--- Start DATA EXCERPTS ---

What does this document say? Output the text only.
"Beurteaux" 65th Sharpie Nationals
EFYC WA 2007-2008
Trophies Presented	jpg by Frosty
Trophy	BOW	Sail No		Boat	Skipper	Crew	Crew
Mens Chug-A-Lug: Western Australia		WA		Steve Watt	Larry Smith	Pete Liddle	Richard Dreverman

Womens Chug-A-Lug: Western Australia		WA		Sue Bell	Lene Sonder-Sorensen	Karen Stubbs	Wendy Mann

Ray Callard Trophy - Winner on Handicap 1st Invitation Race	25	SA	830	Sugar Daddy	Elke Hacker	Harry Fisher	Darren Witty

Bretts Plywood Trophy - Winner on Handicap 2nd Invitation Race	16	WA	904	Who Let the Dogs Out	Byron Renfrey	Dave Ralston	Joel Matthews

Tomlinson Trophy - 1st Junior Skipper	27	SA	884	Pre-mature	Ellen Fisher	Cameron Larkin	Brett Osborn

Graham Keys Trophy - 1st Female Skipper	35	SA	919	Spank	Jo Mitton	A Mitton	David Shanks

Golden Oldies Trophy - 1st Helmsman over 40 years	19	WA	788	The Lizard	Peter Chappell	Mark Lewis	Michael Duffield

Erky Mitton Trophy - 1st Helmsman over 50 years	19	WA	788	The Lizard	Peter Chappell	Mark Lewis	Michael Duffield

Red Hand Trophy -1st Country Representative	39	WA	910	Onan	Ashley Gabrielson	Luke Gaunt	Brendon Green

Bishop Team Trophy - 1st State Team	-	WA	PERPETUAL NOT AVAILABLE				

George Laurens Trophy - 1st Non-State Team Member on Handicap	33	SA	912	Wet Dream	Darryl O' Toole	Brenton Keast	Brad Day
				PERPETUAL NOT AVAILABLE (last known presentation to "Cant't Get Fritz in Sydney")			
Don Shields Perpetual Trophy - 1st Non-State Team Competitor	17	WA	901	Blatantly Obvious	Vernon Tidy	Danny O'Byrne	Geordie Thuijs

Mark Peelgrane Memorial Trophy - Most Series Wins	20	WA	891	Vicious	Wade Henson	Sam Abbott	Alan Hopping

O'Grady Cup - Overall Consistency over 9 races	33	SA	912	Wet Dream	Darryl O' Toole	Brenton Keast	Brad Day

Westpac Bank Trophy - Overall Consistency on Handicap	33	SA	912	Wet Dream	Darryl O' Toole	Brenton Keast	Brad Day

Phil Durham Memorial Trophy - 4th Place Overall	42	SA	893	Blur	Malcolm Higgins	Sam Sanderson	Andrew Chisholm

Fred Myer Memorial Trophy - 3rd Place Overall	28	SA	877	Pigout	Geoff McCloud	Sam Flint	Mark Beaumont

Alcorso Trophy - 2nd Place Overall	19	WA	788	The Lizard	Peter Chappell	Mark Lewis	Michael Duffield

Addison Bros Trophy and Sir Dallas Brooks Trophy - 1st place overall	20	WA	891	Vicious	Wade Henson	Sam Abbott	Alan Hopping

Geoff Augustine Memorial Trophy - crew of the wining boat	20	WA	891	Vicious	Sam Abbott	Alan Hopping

--- End DATA EXCERPTS ---

• **PROBLEM DESCRIPTION**
Please output every record, keeping each line exact.

• **TASK OUTPUT**
What does this document say? Output the text only.
"Beurteaux" 65th Sharpie Nationals
EFYC WA 2007-2008
Trophies Presented	jpg by Frosty
Trophy	BOW	Sail No		Boat	Skipper	Crew	Crew
Mens Chug-A-Lug: Western Australia		WA		Steve Watt	Larry Smith	Pete Liddle	Richard Dreverman

Womens Chug-A-Lug: Western Australia		WA		Sue Bell	Lene Sonder-Sorensen	Karen Stubbs	Wendy Mann

Ray Callard Trophy - Winner on Handicap 1st Invitation Race	25	SA	830	Sugar Daddy	Elke Hacker	Harry Fisher	Darren Witty

Bretts Plywood Trophy - Winner on Handicap 2nd Invitation Race	16	WA	904	Who Let the Dogs Out	Byron Renfrey	Dave Ralston	Joel Matthews

Tomlinson Trophy - 1st Junior Skipper	27	SA	884	Pre-mature	Ellen Fisher	Cameron Larkin	Brett Osborn

Graham Keys Trophy - 1st Female Skipper	35	SA	919	Spank	Jo Mitton	A Mitton	David Shanks

Golden Oldies Trophy - 1st Helmsman over 40 years	19	WA	788	The Lizard	Peter Chappell	Mark Lewis	Michael Duffield

Erky Mitton Trophy - 1st Helmsman over 50 years	19	WA	788	The Lizard	Peter Chappell	Mark Lewis	Michael Duffield

Red Hand Trophy -1st Country Representative	39	WA	910	Onan	Ashley Gabrielson	Luke Gaunt	Brendon Green

Bishop Team Trophy - 1st State Team	-	WA	PERPETUAL NOT AVAILABLE				

George Laurens Trophy - 1st Non-State Team Member on Handicap	33	SA	912	Wet Dream	Darryl O' Toole	Brenton Keast	Brad Day
				PERPETUAL NOT AVAILABLE (last known presentation to "Cant't Get Fritz in Sydney")			
Don Shields Perpetual Trophy - 1st Non-State Team Competitor	17	WA	901	Blatantly Obvious	Vernon Tidy	Danny O'Byrne	Geordie Thuijs

Mark Peelgrane Memorial Trophy - Most Series Wins	20	WA	891	Vicious	Wade Henson	Sam Abbott	Alan Hopping

O'Grady Cup - Overall Consistency over 9 races	33	SA	912	Wet Dream	Darryl O' Toole	Brenton Keast	Brad Day

Westpac Bank Trophy - Overall Consistency on Handicap	33	SA	912	Wet Dream	Darryl O' Toole	Brenton Keast	Brad Day

Phil Durham Memorial Trophy - 4th Place Overall	42	SA	893	Blur	Malcolm Higgins	Sam Sanderson	Andrew Chisholm

Fred Myer Memorial Trophy - 3rd Place Overall	28	SA	877	Pigout	Geoff McCloud	Sam Flint	Mark Beaumont

Alcorso Trophy - 2nd Place Overall	19	WA	788	The Lizard	Peter Chappell	Mark Lewis	Michael Duffield

Addison Bros Trophy and Sir Dallas Brooks Trophy - 1st place overall	20	WA	891	Vicious	Wade Henson	Sam Abbott	Alan Hopping

Geoff Augustine Memorial Trophy - crew of the wining boat	20	WA	891	Vicious	Sam Abbott	Alan Hopping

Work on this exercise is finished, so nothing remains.